* [YOUR GOAL] Your answer should be one number: the count of lines in these entries that hold the word "JSON".

* [MATERIAL SUPPLIED]
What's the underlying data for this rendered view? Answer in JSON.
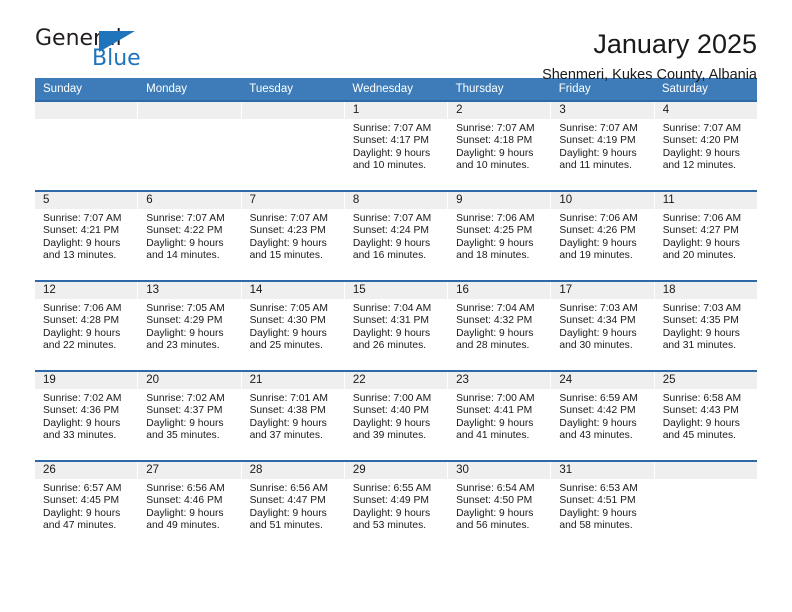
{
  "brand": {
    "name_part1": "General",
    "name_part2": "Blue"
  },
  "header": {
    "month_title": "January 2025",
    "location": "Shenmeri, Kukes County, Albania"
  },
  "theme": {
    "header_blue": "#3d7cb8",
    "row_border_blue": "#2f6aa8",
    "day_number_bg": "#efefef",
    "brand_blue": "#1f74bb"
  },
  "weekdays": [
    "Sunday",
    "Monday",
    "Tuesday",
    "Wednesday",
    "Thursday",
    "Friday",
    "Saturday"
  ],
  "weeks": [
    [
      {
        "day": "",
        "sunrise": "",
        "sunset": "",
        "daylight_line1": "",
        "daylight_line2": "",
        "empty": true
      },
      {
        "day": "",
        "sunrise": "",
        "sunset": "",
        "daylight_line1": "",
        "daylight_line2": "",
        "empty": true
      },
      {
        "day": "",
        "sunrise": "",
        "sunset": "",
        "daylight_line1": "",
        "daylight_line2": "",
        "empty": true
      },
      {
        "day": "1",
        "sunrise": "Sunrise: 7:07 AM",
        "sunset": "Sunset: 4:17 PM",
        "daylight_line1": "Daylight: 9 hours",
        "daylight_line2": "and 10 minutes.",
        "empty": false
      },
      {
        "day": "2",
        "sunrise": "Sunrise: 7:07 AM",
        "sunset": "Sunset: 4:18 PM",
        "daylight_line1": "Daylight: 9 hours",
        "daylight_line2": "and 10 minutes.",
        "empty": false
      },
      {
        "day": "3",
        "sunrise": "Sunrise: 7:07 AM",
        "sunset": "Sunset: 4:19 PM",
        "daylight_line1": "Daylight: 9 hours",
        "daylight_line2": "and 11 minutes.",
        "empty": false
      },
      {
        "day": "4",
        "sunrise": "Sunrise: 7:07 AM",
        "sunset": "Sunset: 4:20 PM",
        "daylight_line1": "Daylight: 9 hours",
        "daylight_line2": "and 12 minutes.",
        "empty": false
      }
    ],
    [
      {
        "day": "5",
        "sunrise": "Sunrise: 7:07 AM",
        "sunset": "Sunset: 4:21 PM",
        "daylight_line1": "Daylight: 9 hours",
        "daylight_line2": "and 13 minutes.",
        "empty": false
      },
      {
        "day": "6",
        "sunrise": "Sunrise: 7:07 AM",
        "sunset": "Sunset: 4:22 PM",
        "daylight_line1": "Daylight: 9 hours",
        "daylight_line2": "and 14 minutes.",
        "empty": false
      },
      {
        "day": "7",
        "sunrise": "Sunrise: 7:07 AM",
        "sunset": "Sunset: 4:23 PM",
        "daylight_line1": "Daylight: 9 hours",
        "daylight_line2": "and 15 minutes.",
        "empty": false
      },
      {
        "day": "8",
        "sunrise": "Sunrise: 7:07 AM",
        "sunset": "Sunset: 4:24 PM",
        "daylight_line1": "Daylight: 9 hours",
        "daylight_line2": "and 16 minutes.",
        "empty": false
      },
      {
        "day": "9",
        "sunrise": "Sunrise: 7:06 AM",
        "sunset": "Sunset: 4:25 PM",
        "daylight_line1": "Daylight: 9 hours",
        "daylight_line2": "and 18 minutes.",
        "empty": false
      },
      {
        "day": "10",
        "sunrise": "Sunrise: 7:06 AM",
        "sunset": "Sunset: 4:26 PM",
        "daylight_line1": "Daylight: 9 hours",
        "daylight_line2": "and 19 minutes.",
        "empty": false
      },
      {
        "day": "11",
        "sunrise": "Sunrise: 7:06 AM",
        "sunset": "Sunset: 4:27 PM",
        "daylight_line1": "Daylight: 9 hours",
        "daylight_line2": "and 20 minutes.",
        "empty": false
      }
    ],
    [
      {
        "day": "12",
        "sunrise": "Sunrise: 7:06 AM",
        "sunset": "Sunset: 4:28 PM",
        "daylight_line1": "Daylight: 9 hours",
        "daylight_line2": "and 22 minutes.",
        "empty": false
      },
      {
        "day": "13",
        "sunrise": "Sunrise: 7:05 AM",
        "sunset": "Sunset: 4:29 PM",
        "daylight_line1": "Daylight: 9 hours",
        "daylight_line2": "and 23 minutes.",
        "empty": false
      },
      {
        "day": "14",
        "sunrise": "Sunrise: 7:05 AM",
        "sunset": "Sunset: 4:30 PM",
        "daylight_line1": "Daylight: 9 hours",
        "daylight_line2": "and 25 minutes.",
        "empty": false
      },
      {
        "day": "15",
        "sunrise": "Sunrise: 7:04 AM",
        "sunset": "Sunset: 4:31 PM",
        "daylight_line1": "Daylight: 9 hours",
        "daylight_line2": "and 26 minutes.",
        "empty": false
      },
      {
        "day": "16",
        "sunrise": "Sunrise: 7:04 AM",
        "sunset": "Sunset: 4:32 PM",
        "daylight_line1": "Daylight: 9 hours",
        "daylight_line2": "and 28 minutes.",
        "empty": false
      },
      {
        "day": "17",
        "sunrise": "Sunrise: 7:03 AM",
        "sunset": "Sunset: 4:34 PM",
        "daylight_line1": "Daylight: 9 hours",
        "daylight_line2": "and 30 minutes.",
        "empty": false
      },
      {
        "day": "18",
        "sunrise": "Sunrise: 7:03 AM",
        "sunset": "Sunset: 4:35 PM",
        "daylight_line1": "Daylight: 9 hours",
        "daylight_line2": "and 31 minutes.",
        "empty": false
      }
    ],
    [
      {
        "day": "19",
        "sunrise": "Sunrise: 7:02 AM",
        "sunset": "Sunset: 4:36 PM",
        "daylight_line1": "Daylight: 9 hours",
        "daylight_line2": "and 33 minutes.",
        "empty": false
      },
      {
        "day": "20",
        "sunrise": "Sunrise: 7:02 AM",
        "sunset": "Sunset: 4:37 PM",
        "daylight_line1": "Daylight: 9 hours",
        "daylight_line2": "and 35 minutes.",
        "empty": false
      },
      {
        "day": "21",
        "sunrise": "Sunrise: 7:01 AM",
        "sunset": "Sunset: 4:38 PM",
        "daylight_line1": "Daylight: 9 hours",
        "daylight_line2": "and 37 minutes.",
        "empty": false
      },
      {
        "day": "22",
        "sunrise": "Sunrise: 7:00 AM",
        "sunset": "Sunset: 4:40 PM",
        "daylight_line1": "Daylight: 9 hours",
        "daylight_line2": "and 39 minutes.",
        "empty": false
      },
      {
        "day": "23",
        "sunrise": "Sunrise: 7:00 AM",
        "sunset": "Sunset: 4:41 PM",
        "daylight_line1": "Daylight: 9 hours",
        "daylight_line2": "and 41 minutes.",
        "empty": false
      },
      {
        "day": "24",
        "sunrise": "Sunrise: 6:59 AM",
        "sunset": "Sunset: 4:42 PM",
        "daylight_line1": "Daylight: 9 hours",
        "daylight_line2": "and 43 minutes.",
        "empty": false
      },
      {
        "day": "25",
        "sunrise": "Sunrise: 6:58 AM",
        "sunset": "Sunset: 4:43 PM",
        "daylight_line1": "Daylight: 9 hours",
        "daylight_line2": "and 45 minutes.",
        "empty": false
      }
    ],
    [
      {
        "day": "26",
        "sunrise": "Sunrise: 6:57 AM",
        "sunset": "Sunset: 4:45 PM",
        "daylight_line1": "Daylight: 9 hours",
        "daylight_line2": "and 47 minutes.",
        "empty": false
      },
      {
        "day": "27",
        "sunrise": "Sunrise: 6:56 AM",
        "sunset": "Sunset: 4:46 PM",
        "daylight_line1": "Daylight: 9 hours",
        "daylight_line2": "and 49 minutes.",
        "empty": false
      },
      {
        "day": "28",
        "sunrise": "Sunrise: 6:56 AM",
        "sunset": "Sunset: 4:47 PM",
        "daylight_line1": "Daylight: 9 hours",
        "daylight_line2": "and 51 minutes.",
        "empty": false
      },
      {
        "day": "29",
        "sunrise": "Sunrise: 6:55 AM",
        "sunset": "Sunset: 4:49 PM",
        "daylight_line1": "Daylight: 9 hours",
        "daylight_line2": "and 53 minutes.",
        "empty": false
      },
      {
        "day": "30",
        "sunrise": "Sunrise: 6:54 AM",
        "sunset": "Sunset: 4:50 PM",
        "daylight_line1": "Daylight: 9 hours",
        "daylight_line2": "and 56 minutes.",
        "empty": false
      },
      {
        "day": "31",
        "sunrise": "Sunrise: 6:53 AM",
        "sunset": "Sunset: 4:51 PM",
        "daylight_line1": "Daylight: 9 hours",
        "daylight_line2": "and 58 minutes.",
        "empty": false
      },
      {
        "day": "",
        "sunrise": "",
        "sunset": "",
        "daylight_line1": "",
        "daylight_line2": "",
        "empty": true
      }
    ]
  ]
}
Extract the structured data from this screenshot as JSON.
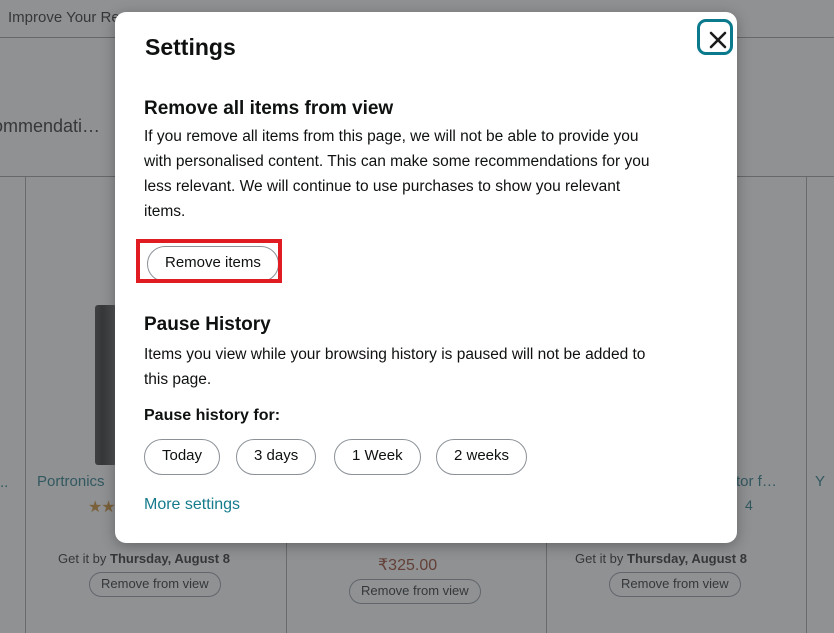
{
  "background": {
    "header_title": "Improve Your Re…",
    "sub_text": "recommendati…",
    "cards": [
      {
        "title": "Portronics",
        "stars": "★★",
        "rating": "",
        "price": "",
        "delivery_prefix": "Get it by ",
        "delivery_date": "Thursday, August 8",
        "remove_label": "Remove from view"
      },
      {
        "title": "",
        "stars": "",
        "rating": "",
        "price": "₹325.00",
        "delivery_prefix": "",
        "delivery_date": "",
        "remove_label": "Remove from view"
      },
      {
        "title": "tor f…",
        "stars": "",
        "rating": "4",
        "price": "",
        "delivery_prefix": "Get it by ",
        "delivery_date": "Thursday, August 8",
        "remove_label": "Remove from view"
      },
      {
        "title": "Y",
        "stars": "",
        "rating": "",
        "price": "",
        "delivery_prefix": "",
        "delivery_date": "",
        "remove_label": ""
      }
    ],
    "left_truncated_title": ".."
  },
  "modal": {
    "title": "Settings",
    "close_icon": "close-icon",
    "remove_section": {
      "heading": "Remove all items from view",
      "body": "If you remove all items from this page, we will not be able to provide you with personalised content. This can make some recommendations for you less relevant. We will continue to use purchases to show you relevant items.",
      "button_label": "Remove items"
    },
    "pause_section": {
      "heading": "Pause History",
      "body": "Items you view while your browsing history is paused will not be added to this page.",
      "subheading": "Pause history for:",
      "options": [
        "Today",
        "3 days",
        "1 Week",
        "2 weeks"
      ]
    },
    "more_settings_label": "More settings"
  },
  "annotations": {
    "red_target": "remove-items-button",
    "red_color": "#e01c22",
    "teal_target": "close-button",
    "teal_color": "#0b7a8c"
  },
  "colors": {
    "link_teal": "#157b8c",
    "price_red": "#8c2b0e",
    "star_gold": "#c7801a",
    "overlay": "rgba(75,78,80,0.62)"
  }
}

* [OUTPUT OF THE TASK] 2